* **WHAT TO DO**
All entries must be extracted exactly, with nothing added or dropped.

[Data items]
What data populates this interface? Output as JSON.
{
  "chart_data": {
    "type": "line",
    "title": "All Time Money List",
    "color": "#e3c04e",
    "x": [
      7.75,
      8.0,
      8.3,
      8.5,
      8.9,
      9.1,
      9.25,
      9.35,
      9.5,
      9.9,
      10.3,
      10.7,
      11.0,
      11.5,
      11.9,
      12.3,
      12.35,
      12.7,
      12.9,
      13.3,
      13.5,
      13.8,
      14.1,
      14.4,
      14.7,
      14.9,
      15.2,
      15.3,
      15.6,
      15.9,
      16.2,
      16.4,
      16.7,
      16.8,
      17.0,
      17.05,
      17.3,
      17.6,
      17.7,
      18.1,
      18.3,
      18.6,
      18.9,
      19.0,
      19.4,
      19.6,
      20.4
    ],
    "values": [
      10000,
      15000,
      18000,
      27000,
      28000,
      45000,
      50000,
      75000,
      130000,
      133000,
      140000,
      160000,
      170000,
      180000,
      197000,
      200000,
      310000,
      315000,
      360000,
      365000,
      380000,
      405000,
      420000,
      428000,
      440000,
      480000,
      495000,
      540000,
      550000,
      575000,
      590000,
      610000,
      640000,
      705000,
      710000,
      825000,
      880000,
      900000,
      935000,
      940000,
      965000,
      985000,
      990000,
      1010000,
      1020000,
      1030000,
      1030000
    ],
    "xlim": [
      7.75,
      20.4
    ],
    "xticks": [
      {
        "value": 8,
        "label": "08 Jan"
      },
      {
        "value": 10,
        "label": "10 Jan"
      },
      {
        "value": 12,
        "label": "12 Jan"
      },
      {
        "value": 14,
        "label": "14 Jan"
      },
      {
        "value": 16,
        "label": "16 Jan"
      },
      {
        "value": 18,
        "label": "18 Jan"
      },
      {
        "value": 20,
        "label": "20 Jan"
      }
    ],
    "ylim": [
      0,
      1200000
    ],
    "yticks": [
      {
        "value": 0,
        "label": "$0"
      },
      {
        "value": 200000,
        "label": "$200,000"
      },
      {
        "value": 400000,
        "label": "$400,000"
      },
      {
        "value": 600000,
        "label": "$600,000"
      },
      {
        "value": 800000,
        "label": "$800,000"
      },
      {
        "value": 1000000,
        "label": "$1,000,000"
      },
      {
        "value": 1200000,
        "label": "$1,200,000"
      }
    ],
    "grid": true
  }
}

* **THE OUTPUT**
What data populates this interface? Output as JSON.
{
  "chart_data": {
    "type": "line",
    "title": "All Time Money List",
    "color": "#e3c04e",
    "x": [
      7.75,
      8.0,
      8.3,
      8.5,
      8.9,
      9.1,
      9.25,
      9.35,
      9.5,
      9.9,
      10.3,
      10.7,
      11.0,
      11.5,
      11.9,
      12.3,
      12.35,
      12.7,
      12.9,
      13.3,
      13.5,
      13.8,
      14.1,
      14.4,
      14.7,
      14.9,
      15.2,
      15.3,
      15.6,
      15.9,
      16.2,
      16.4,
      16.7,
      16.8,
      17.0,
      17.05,
      17.3,
      17.6,
      17.7,
      18.1,
      18.3,
      18.6,
      18.9,
      19.0,
      19.4,
      19.6,
      20.4
    ],
    "values": [
      10000,
      15000,
      18000,
      27000,
      28000,
      45000,
      50000,
      75000,
      130000,
      133000,
      140000,
      160000,
      170000,
      180000,
      197000,
      200000,
      310000,
      315000,
      360000,
      365000,
      380000,
      405000,
      420000,
      428000,
      440000,
      480000,
      495000,
      540000,
      550000,
      575000,
      590000,
      610000,
      640000,
      705000,
      710000,
      825000,
      880000,
      900000,
      935000,
      940000,
      965000,
      985000,
      990000,
      1010000,
      1020000,
      1030000,
      1030000
    ],
    "xlim": [
      7.75,
      20.4
    ],
    "xticks": [
      {
        "value": 8,
        "label": "08 Jan"
      },
      {
        "value": 10,
        "label": "10 Jan"
      },
      {
        "value": 12,
        "label": "12 Jan"
      },
      {
        "value": 14,
        "label": "14 Jan"
      },
      {
        "value": 16,
        "label": "16 Jan"
      },
      {
        "value": 18,
        "label": "18 Jan"
      },
      {
        "value": 20,
        "label": "20 Jan"
      }
    ],
    "ylim": [
      0,
      1200000
    ],
    "yticks": [
      {
        "value": 0,
        "label": "$0"
      },
      {
        "value": 200000,
        "label": "$200,000"
      },
      {
        "value": 400000,
        "label": "$400,000"
      },
      {
        "value": 600000,
        "label": "$600,000"
      },
      {
        "value": 800000,
        "label": "$800,000"
      },
      {
        "value": 1000000,
        "label": "$1,000,000"
      },
      {
        "value": 1200000,
        "label": "$1,200,000"
      }
    ],
    "grid": true
  }
}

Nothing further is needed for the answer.